## What you need to do
Extract, from the listing that follows, each line containing the word "based".

● ● ● ● ● ● ●

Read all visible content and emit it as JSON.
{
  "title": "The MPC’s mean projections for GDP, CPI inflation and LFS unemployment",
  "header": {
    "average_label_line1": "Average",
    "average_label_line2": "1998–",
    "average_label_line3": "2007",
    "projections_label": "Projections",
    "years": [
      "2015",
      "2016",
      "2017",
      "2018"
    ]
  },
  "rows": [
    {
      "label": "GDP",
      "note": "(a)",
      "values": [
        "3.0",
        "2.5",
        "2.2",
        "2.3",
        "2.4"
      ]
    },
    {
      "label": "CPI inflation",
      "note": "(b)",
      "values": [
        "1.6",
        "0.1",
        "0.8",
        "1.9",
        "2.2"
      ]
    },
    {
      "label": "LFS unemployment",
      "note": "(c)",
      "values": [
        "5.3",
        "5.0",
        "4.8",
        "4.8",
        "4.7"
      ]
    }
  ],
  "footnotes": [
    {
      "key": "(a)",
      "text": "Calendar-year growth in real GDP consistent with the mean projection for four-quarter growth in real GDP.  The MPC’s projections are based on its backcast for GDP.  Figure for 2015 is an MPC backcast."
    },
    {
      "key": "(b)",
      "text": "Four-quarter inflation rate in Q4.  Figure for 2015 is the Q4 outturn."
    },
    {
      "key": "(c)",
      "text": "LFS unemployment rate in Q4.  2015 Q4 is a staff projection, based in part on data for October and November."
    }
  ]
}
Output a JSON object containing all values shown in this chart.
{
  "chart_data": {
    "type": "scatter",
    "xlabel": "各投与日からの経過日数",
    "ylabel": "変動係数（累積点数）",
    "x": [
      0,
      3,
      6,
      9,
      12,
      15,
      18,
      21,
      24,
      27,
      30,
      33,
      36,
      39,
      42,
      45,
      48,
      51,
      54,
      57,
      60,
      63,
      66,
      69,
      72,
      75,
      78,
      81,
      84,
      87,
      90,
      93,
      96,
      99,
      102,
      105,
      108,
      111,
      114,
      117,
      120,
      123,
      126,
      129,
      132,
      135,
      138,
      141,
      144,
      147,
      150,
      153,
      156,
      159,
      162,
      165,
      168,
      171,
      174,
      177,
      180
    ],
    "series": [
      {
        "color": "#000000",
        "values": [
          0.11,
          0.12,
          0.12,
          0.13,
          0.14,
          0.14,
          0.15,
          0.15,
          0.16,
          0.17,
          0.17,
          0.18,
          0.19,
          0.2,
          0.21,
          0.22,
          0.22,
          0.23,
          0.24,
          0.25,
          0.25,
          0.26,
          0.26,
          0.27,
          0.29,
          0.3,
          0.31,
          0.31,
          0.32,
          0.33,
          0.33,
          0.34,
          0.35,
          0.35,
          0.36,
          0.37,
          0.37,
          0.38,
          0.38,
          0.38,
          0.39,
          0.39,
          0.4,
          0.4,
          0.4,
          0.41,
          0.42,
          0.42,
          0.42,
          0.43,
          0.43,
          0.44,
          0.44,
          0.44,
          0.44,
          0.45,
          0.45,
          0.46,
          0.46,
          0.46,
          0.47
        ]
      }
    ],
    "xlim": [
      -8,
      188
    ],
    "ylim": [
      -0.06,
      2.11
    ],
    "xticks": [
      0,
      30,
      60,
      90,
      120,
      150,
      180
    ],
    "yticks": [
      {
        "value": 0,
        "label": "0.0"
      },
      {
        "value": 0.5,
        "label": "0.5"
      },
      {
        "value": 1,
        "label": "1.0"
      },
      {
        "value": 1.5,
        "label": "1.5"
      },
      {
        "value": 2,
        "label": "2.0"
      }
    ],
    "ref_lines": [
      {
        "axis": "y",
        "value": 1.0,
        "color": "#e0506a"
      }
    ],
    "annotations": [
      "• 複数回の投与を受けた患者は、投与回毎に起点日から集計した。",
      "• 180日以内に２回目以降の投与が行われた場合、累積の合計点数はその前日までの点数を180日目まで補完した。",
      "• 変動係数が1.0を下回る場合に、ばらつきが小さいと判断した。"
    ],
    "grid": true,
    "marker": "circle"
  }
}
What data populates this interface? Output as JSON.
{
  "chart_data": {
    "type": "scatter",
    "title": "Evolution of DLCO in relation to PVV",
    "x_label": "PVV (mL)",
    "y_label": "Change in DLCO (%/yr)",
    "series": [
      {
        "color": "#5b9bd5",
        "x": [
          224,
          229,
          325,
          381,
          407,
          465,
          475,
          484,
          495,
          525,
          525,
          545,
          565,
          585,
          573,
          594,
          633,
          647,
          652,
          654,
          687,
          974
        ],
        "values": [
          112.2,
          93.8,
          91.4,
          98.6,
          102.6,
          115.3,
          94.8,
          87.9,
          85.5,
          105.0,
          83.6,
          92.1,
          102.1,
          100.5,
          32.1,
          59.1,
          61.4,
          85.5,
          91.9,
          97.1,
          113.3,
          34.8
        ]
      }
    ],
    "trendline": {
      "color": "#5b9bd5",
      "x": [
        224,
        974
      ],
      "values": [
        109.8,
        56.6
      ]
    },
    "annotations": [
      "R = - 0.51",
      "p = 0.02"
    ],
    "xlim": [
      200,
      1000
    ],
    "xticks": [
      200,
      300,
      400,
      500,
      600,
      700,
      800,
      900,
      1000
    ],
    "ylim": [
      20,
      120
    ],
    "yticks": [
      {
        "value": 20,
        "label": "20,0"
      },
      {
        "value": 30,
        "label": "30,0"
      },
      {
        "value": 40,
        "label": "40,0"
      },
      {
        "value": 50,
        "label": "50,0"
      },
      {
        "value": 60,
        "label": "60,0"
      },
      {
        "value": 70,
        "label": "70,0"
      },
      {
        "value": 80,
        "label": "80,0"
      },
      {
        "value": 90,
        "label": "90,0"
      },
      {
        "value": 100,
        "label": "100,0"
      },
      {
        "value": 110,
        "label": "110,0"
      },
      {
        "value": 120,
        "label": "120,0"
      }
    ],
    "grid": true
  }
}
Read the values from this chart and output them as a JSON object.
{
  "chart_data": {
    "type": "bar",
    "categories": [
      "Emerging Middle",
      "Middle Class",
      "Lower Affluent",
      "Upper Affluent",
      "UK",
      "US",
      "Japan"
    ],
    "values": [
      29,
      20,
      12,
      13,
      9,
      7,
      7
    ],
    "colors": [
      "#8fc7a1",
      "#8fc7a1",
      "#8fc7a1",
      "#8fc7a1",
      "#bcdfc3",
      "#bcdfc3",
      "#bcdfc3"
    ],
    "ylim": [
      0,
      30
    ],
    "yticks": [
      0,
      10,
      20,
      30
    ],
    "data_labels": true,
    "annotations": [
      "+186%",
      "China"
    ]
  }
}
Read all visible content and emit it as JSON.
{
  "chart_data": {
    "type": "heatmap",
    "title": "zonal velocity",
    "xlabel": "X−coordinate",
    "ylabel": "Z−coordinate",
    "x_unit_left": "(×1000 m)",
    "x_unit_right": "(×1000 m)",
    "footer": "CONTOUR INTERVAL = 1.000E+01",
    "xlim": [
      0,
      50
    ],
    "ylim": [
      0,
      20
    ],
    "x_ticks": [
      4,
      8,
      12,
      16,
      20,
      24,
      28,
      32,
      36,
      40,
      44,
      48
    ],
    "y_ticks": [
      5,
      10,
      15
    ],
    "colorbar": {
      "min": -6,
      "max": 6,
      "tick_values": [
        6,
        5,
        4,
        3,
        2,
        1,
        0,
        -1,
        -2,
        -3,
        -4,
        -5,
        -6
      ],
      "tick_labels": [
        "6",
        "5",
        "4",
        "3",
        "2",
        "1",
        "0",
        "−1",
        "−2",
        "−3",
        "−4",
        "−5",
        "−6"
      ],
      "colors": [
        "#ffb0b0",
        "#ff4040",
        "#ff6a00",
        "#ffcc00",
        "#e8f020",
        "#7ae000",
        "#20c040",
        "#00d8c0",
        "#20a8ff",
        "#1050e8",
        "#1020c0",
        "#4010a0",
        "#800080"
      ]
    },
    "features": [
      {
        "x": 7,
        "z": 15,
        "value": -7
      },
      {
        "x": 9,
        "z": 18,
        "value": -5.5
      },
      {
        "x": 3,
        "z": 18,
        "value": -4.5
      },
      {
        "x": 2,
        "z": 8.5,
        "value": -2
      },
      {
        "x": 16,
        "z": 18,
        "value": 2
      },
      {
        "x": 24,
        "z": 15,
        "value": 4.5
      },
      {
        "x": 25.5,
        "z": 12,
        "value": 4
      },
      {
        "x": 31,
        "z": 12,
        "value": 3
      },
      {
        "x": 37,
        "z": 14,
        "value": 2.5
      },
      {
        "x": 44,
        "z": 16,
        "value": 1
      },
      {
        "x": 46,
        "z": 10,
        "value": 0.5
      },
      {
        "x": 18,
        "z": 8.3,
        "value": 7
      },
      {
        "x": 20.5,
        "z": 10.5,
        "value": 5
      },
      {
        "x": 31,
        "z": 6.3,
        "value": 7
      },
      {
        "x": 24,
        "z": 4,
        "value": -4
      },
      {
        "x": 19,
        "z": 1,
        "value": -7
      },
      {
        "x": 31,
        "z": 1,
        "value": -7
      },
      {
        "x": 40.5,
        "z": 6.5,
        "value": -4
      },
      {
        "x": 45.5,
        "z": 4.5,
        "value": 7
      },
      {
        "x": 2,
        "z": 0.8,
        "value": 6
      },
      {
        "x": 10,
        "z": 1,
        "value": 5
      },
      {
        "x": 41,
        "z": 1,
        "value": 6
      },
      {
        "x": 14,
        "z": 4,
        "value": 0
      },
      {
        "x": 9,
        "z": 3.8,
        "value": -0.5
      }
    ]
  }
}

● ● ● ● ● ● ●

## Result
      "text": "Calendar-year growth in real GDP consistent with the mean projection for four-quarter growth in real GDP.  The MPC’s projections are based on its backcast for GDP.  Figure for 2015 is an MPC backcast."
      "text": "LFS unemployment rate in Q4.  2015 Q4 is a staff projection, based in part on data for October and November."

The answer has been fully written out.